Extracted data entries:

-------------------------

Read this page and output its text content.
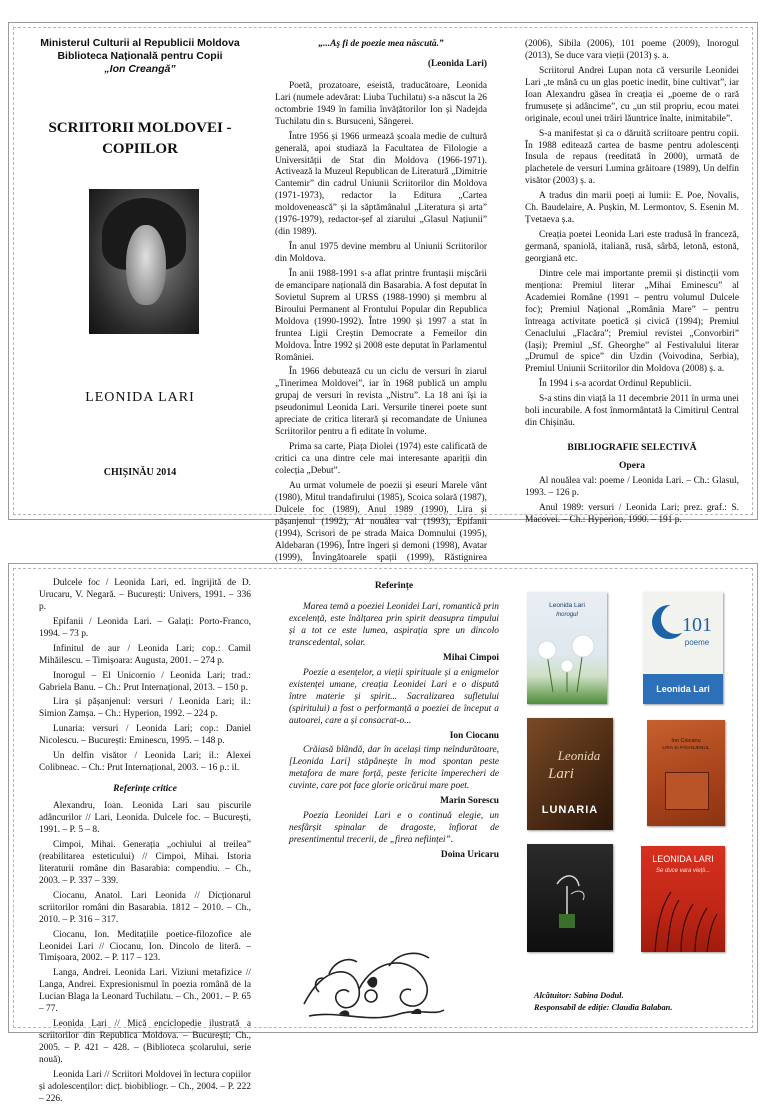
Ministerul Culturii al Republicii Moldova
Biblioteca Națională pentru Copii
„Ion Creangă”
SCRIITORII MOLDOVEI -
COPIILOR
LEONIDA LARI
CHIȘINĂU 2014

„...Aş fi de poezie mea născută.”

(Leonida Lari)

Poetă, prozatoare, eseistă, traducătoare, Leonida Lari (numele adevărat: Liuba Tuchilatu) s-a născut la 26 octombrie 1949 în familia învățătorilor Ion și Nadejda Tuchilatu din s. Bursuceni, Sângerei.

Între 1956 și 1966 urmează școala medie de cultură generală, apoi studiază la Facultatea de Filologie a Universității de Stat din Moldova (1966-1971). Activează la Muzeul Republican de Literatură „Dimitrie Cantemir” din cadrul Uniunii Scriitorilor din Moldova (1971-1973), redactor la Editura „Cartea moldovenească” și la săptămânalul „Literatura și arta” (1976-1979), redactor-șef al ziarului „Glasul Națiunii” (din 1989).

În anul 1975 devine membru al Uniunii Scriitorilor din Moldova.

În anii 1988-1991 s-a aflat printre fruntașii mișcării de emancipare națională din Basarabia. A fost deputat în Sovietul Suprem al URSS (1988-1990) și membru al Biroului Permanent al Frontului Popular din Republica Moldova (1990-1992). Între 1990 și 1997 a stat în fruntea Ligii Creștin Democrate a Femeilor din Moldova. Între 1992 și 2008 este deputat în Parlamentul României.

În 1966 debutează cu un ciclu de versuri în ziarul „Tinerimea Moldovei”, iar în 1968 publică un amplu grupaj de versuri în revista „Nistru”. La 18 ani își ia pseudonimul Leonida Lari. Versurile tinerei poete sunt apreciate de critica literară și recomandate de Uniunea Scriitorilor pentru a fi editate în volume.

Prima sa carte, Piața Diolei (1974) este calificată de critici ca una dintre cele mai interesante apariții din colecția „Debut”.

Au urmat volumele de poezii și eseuri Marele vânt (1980), Mitul trandafirului (1985), Scoica solară (1987), Dulcele foc (1989), Anul 1989 (1990), Lira și pășanjenul (1992), Al nouălea val (1993), Epifanii (1994), Scrisori de pe strada Maica Domnului (1995), Aldebaran (1996), Între îngeri și demoni (1998), Avatar (1999), Învingătoarele spații (1999), Răstignirea

(2006), Sibila (2006), 101 poeme (2009), Inorogul (2013), Se duce vara vieții (2013) ș. a.

Scriitorul Andrei Lupan nota că versurile Leonidei Lari „te mână cu un glas poetic inedit, bine cultivat”, iar Ioan Alexandru găsea în creația ei „poeme de o rară frumusețe și adâncime”, cu „un stil propriu, ecou matei originale, ecoul unei trăiri lăuntrice înalte, inimitabile”.

S-a manifestat și ca o dăruită scriitoare pentru copii. În 1988 editează cartea de basme pentru adolescenți Insula de repaus (reeditată în 2000), urmată de plachetele de versuri Lumina grăitoare (1989), Un delfin visător (2003) ș. a.

A tradus din marii poeți ai lumii: E. Poe, Novalis, Ch. Baudelaire, A. Pușkin, M. Lermontov, S. Esenin M. Țvetaeva ș.a.

Creația poetei Leonida Lari este tradusă în franceză, germană, spaniolă, italiană, rusă, sârbă, letonă, estonă, georgiană etc.

Dintre cele mai importante premii și distincții vom menționa: Premiul literar „Mihai Eminescu” al Academiei Române (1991 – pentru volumul Dulcele foc); Premiul Național „România Mare” – pentru întreaga activitate poetică și civică (1994); Premiul Cenaclului „Flacăra”; Premiul revistei „Convorbiri” (Iași); Premiul „Sf. Gheorghe” al Festivalului literar „Drumul de spice” din Uzdin (Voivodina, Serbia), Premiul Uniunii Scriitorilor din Moldova (2008) ș. a.

În 1994 i s-a acordat Ordinul Republicii.

S-a stins din viață la 11 decembrie 2011 în urma unei boli incurabile. A fost înmormântată la Cimitirul Central din Chișinău.

BIBLIOGRAFIE SELECTIVĂ
Opera

Al nouălea val: poeme / Leonida Lari. – Ch.: Glasul, 1993. – 126 p.

Anul 1989: versuri / Leonida Lari; prez. graf.: S. Macovei. – Ch.: Hyperion, 1990. – 191 p.

Dulcele foc / Leonida Lari, ed. îngrijită de D. Urucaru, V. Negară. – București: Univers, 1991. – 336 p.

Epifanii / Leonida Lari. – Galați: Porto-Franco, 1994. – 73 p.

Infinitul de aur / Leonida Lari; cop.: Camil Mihăilescu. – Timișoara: Augusta, 2001. – 274 p.

Inorogul – El Unicornio / Leonida Lari; trad.: Gabriela Banu. – Ch.: Prut Internațional, 2013. – 150 p.

Lira și pășanjenul: versuri / Leonida Lari; il.: Simion Zamșa. – Ch.: Hyperion, 1992. – 224 p.

Lunaria: versuri / Leonida Lari; cop.: Daniel Nicolescu. – București: Eminescu, 1995. – 148 p.

Un delfin visător / Leonida Lari; il.: Alexei Colibneac. – Ch.: Prut Internațional, 2003. – 16 p.: il.

Referințe critice

Alexandru, Ioan. Leonida Lari sau piscurile adâncurilor // Lari, Leonida. Dulcele foc. – București, 1991. – P. 5 – 8.

Cimpoi, Mihai. Generația „ochiului al treilea” (reabilitarea esteticului) // Cimpoi, Mihai. Istoria literaturii române din Basarabia: compendiu. – Ch., 2003. – P. 337 – 339.

Ciocanu, Anatol. Lari Leonida // Dicționarul scriitorilor români din Basarabia. 1812 – 2010. – Ch., 2010. – P. 316 – 317.

Ciocanu, Ion. Meditațiile poetice-filozofice ale Leonidei Lari // Ciocanu, Ion. Dincolo de literă. – Timișoara, 2002. – P. 117 – 123.

Langa, Andrei. Leonida Lari. Viziuni metafizice // Langa, Andrei. Expresionismul în poezia română de la Lucian Blaga la Leonard Tuchilatu. – Ch., 2001. – P. 65 – 77.

Leonida Lari // Mică enciclopedie ilustrată a scriitorilor din Republica Moldova. – București; Ch., 2005. – P. 421 – 428. – (Biblioteca școlarului, serie nouă).

Leonida Lari // Scriitori Moldovei în lectura copiilor și adolescenților: dicț. biobibliogr. – Ch., 2004. – P. 222 – 226.

Referințe

Marea temă a poeziei Leonidei Lari, romantică prin excelență, este înălțarea prin spirit deasupra timpului și a tot ce este lumea, aspirația spre un dincolo transcedental, solar.

Mihai Cimpoi

Poezie a esențelor, a vieții spirituale și a enigmelor existenței umane, creația Leonidei Lari e o dispută între materie și spirit... Sacralizarea sufletului (spiritului) a fost o performanță a poeziei de început a autoarei, care a și consacrat-o...

Ion Ciocanu

Crăiasă blândă, dar în același timp neîndurătoare, [Leonida Lari] stăpânește în mod spontan peste metafora de mare forță, peste fericite împerecheri de cuvinte, care pot face glorie oricărui mare poet.

Marin Sorescu

Poezia Leonidei Lari e o continuă elegie, un nesfârșit spinalar de dragoste, înfiorat de presentimentul trecerii, de „firea neființei”.

Doina Uricaru

Leonida Lari
Inorogul	101
poeme
Leonida Lari
Leonida
Lari
LUNARIA
Ion Ciocanu
LIRA ȘI PĂIANJENUL
LEONIDA LARI
Se duce vara vieții...
Alcătuitor: Sabina Dodul.
Responsabil de ediție: Claudia Balaban.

-------------------------

EXERCISE AIM: Write out the data precisely as given, excluding the pictures.

SOLUTION FOR THIS EXERCISE:
Read this page and output its text content.
Ministerul Culturii al Republicii Moldova
Biblioteca Națională pentru Copii
„Ion Creangă”
SCRIITORII MOLDOVEI -
COPIILOR
LEONIDA LARI
CHIȘINĂU 2014

„...Aş fi de poezie mea născută.”

(Leonida Lari)

Poetă, prozatoare, eseistă, traducătoare, Leonida Lari (numele adevărat: Liuba Tuchilatu) s-a născut la 26 octombrie 1949 în familia învățătorilor Ion și Nadejda Tuchilatu din s. Bursuceni, Sângerei.

Între 1956 și 1966 urmează școala medie de cultură generală, apoi studiază la Facultatea de Filologie a Universității de Stat din Moldova (1966-1971). Activează la Muzeul Republican de Literatură „Dimitrie Cantemir” din cadrul Uniunii Scriitorilor din Moldova (1971-1973), redactor la Editura „Cartea moldovenească” și la săptămânalul „Literatura și arta” (1976-1979), redactor-șef al ziarului „Glasul Națiunii” (din 1989).

În anul 1975 devine membru al Uniunii Scriitorilor din Moldova.

În anii 1988-1991 s-a aflat printre fruntașii mișcării de emancipare națională din Basarabia. A fost deputat în Sovietul Suprem al URSS (1988-1990) și membru al Biroului Permanent al Frontului Popular din Republica Moldova (1990-1992). Între 1990 și 1997 a stat în fruntea Ligii Creștin Democrate a Femeilor din Moldova. Între 1992 și 2008 este deputat în Parlamentul României.

În 1966 debutează cu un ciclu de versuri în ziarul „Tinerimea Moldovei”, iar în 1968 publică un amplu grupaj de versuri în revista „Nistru”. La 18 ani își ia pseudonimul Leonida Lari. Versurile tinerei poete sunt apreciate de critica literară și recomandate de Uniunea Scriitorilor pentru a fi editate în volume.

Prima sa carte, Piața Diolei (1974) este calificată de critici ca una dintre cele mai interesante apariții din colecția „Debut”.

Au urmat volumele de poezii și eseuri Marele vânt (1980), Mitul trandafirului (1985), Scoica solară (1987), Dulcele foc (1989), Anul 1989 (1990), Lira și pășanjenul (1992), Al nouălea val (1993), Epifanii (1994), Scrisori de pe strada Maica Domnului (1995), Aldebaran (1996), Între îngeri și demoni (1998), Avatar (1999), Învingătoarele spații (1999), Răstignirea

(2006), Sibila (2006), 101 poeme (2009), Inorogul (2013), Se duce vara vieții (2013) ș. a.

Scriitorul Andrei Lupan nota că versurile Leonidei Lari „te mână cu un glas poetic inedit, bine cultivat”, iar Ioan Alexandru găsea în creația ei „poeme de o rară frumusețe și adâncime”, cu „un stil propriu, ecou matei originale, ecoul unei trăiri lăuntrice înalte, inimitabile”.

S-a manifestat și ca o dăruită scriitoare pentru copii. În 1988 editează cartea de basme pentru adolescenți Insula de repaus (reeditată în 2000), urmată de plachetele de versuri Lumina grăitoare (1989), Un delfin visător (2003) ș. a.

A tradus din marii poeți ai lumii: E. Poe, Novalis, Ch. Baudelaire, A. Pușkin, M. Lermontov, S. Esenin M. Țvetaeva ș.a.

Creația poetei Leonida Lari este tradusă în franceză, germană, spaniolă, italiană, rusă, sârbă, letonă, estonă, georgiană etc.

Dintre cele mai importante premii și distincții vom menționa: Premiul literar „Mihai Eminescu” al Academiei Române (1991 – pentru volumul Dulcele foc); Premiul Național „România Mare” – pentru întreaga activitate poetică și civică (1994); Premiul Cenaclului „Flacăra”; Premiul revistei „Convorbiri” (Iași); Premiul „Sf. Gheorghe” al Festivalului literar „Drumul de spice” din Uzdin (Voivodina, Serbia), Premiul Uniunii Scriitorilor din Moldova (2008) ș. a.

În 1994 i s-a acordat Ordinul Republicii.

S-a stins din viață la 11 decembrie 2011 în urma unei boli incurabile. A fost înmormântată la Cimitirul Central din Chișinău.

BIBLIOGRAFIE SELECTIVĂ
Opera

Al nouălea val: poeme / Leonida Lari. – Ch.: Glasul, 1993. – 126 p.

Anul 1989: versuri / Leonida Lari; prez. graf.: S. Macovei. – Ch.: Hyperion, 1990. – 191 p.

Dulcele foc / Leonida Lari, ed. îngrijită de D. Urucaru, V. Negară. – București: Univers, 1991. – 336 p.

Epifanii / Leonida Lari. – Galați: Porto-Franco, 1994. – 73 p.

Infinitul de aur / Leonida Lari; cop.: Camil Mihăilescu. – Timișoara: Augusta, 2001. – 274 p.

Inorogul – El Unicornio / Leonida Lari; trad.: Gabriela Banu. – Ch.: Prut Internațional, 2013. – 150 p.

Lira și pășanjenul: versuri / Leonida Lari; il.: Simion Zamșa. – Ch.: Hyperion, 1992. – 224 p.

Lunaria: versuri / Leonida Lari; cop.: Daniel Nicolescu. – București: Eminescu, 1995. – 148 p.

Un delfin visător / Leonida Lari; il.: Alexei Colibneac. – Ch.: Prut Internațional, 2003. – 16 p.: il.

Referințe critice

Alexandru, Ioan. Leonida Lari sau piscurile adâncurilor // Lari, Leonida. Dulcele foc. – București, 1991. – P. 5 – 8.

Cimpoi, Mihai. Generația „ochiului al treilea” (reabilitarea esteticului) // Cimpoi, Mihai. Istoria literaturii române din Basarabia: compendiu. – Ch., 2003. – P. 337 – 339.

Ciocanu, Anatol. Lari Leonida // Dicționarul scriitorilor români din Basarabia. 1812 – 2010. – Ch., 2010. – P. 316 – 317.

Ciocanu, Ion. Meditațiile poetice-filozofice ale Leonidei Lari // Ciocanu, Ion. Dincolo de literă. – Timișoara, 2002. – P. 117 – 123.

Langa, Andrei. Leonida Lari. Viziuni metafizice // Langa, Andrei. Expresionismul în poezia română de la Lucian Blaga la Leonard Tuchilatu. – Ch., 2001. – P. 65 – 77.

Leonida Lari // Mică enciclopedie ilustrată a scriitorilor din Republica Moldova. – București; Ch., 2005. – P. 421 – 428. – (Biblioteca școlarului, serie nouă).

Leonida Lari // Scriitori Moldovei în lectura copiilor și adolescenților: dicț. biobibliogr. – Ch., 2004. – P. 222 – 226.

Referințe

Marea temă a poeziei Leonidei Lari, romantică prin excelență, este înălțarea prin spirit deasupra timpului și a tot ce este lumea, aspirația spre un dincolo transcedental, solar.

Mihai Cimpoi

Poezie a esențelor, a vieții spirituale și a enigmelor existenței umane, creația Leonidei Lari e o dispută între materie și spirit... Sacralizarea sufletului (spiritului) a fost o performanță a poeziei de început a autoarei, care a și consacrat-o...

Ion Ciocanu

Crăiasă blândă, dar în același timp neîndurătoare, [Leonida Lari] stăpânește în mod spontan peste metafora de mare forță, peste fericite împerecheri de cuvinte, care pot face glorie oricărui mare poet.

Marin Sorescu

Poezia Leonidei Lari e o continuă elegie, un nesfârșit spinalar de dragoste, înfiorat de presentimentul trecerii, de „firea neființei”.

Doina Uricaru

Leonida Lari
Inorogul	101
poeme
Leonida Lari
Leonida
Lari
LUNARIA
Ion Ciocanu
LIRA ȘI PĂIANJENUL
LEONIDA LARI
Se duce vara vieții...
Alcătuitor: Sabina Dodul.
Responsabil de ediție: Claudia Balaban.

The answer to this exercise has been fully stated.